* Begin *

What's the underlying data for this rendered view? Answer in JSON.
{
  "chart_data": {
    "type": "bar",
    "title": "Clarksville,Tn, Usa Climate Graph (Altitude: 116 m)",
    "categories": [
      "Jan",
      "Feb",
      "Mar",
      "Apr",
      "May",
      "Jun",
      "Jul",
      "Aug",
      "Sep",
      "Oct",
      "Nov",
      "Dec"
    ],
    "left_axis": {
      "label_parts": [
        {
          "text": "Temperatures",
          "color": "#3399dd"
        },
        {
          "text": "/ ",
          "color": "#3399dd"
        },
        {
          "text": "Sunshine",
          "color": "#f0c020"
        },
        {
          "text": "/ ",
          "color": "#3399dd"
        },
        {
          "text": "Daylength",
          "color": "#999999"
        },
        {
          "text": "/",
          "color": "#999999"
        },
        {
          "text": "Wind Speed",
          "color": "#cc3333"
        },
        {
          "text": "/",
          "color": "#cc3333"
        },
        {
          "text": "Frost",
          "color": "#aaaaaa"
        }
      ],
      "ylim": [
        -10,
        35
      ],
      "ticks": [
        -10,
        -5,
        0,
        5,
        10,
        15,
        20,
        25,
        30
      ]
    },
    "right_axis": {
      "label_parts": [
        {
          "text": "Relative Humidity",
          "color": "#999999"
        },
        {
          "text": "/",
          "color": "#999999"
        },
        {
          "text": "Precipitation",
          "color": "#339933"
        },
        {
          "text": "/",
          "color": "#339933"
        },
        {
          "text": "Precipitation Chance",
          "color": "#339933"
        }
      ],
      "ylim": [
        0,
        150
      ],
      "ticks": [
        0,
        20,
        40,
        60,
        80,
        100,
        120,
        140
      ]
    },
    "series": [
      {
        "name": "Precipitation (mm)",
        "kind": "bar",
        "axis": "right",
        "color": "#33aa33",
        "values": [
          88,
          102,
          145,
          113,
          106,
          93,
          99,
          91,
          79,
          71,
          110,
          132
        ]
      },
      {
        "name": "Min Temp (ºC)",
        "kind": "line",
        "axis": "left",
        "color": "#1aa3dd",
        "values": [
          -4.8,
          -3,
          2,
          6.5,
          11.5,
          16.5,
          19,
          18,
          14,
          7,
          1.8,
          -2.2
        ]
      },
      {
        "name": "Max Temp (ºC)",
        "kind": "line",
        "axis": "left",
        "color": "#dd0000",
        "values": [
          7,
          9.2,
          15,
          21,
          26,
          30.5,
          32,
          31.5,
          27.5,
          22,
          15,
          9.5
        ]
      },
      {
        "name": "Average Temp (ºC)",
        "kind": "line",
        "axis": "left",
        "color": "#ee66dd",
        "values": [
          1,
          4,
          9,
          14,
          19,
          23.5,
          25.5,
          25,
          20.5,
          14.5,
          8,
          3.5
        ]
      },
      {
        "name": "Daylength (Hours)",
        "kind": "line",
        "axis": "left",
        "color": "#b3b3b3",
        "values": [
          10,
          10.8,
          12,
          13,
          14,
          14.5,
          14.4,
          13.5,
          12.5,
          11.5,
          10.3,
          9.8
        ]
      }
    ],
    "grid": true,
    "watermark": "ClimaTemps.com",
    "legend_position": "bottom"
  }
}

* End *

## Given instruction
Repeat the records above exactly as they appear.

## Result for this task
What's the underlying data for this rendered view? Answer in JSON.
{
  "chart_data": {
    "type": "bar",
    "title": "Clarksville,Tn, Usa Climate Graph (Altitude: 116 m)",
    "categories": [
      "Jan",
      "Feb",
      "Mar",
      "Apr",
      "May",
      "Jun",
      "Jul",
      "Aug",
      "Sep",
      "Oct",
      "Nov",
      "Dec"
    ],
    "left_axis": {
      "label_parts": [
        {
          "text": "Temperatures",
          "color": "#3399dd"
        },
        {
          "text": "/ ",
          "color": "#3399dd"
        },
        {
          "text": "Sunshine",
          "color": "#f0c020"
        },
        {
          "text": "/ ",
          "color": "#3399dd"
        },
        {
          "text": "Daylength",
          "color": "#999999"
        },
        {
          "text": "/",
          "color": "#999999"
        },
        {
          "text": "Wind Speed",
          "color": "#cc3333"
        },
        {
          "text": "/",
          "color": "#cc3333"
        },
        {
          "text": "Frost",
          "color": "#aaaaaa"
        }
      ],
      "ylim": [
        -10,
        35
      ],
      "ticks": [
        -10,
        -5,
        0,
        5,
        10,
        15,
        20,
        25,
        30
      ]
    },
    "right_axis": {
      "label_parts": [
        {
          "text": "Relative Humidity",
          "color": "#999999"
        },
        {
          "text": "/",
          "color": "#999999"
        },
        {
          "text": "Precipitation",
          "color": "#339933"
        },
        {
          "text": "/",
          "color": "#339933"
        },
        {
          "text": "Precipitation Chance",
          "color": "#339933"
        }
      ],
      "ylim": [
        0,
        150
      ],
      "ticks": [
        0,
        20,
        40,
        60,
        80,
        100,
        120,
        140
      ]
    },
    "series": [
      {
        "name": "Precipitation (mm)",
        "kind": "bar",
        "axis": "right",
        "color": "#33aa33",
        "values": [
          88,
          102,
          145,
          113,
          106,
          93,
          99,
          91,
          79,
          71,
          110,
          132
        ]
      },
      {
        "name": "Min Temp (ºC)",
        "kind": "line",
        "axis": "left",
        "color": "#1aa3dd",
        "values": [
          -4.8,
          -3,
          2,
          6.5,
          11.5,
          16.5,
          19,
          18,
          14,
          7,
          1.8,
          -2.2
        ]
      },
      {
        "name": "Max Temp (ºC)",
        "kind": "line",
        "axis": "left",
        "color": "#dd0000",
        "values": [
          7,
          9.2,
          15,
          21,
          26,
          30.5,
          32,
          31.5,
          27.5,
          22,
          15,
          9.5
        ]
      },
      {
        "name": "Average Temp (ºC)",
        "kind": "line",
        "axis": "left",
        "color": "#ee66dd",
        "values": [
          1,
          4,
          9,
          14,
          19,
          23.5,
          25.5,
          25,
          20.5,
          14.5,
          8,
          3.5
        ]
      },
      {
        "name": "Daylength (Hours)",
        "kind": "line",
        "axis": "left",
        "color": "#b3b3b3",
        "values": [
          10,
          10.8,
          12,
          13,
          14,
          14.5,
          14.4,
          13.5,
          12.5,
          11.5,
          10.3,
          9.8
        ]
      }
    ],
    "grid": true,
    "watermark": "ClimaTemps.com",
    "legend_position": "bottom"
  }
}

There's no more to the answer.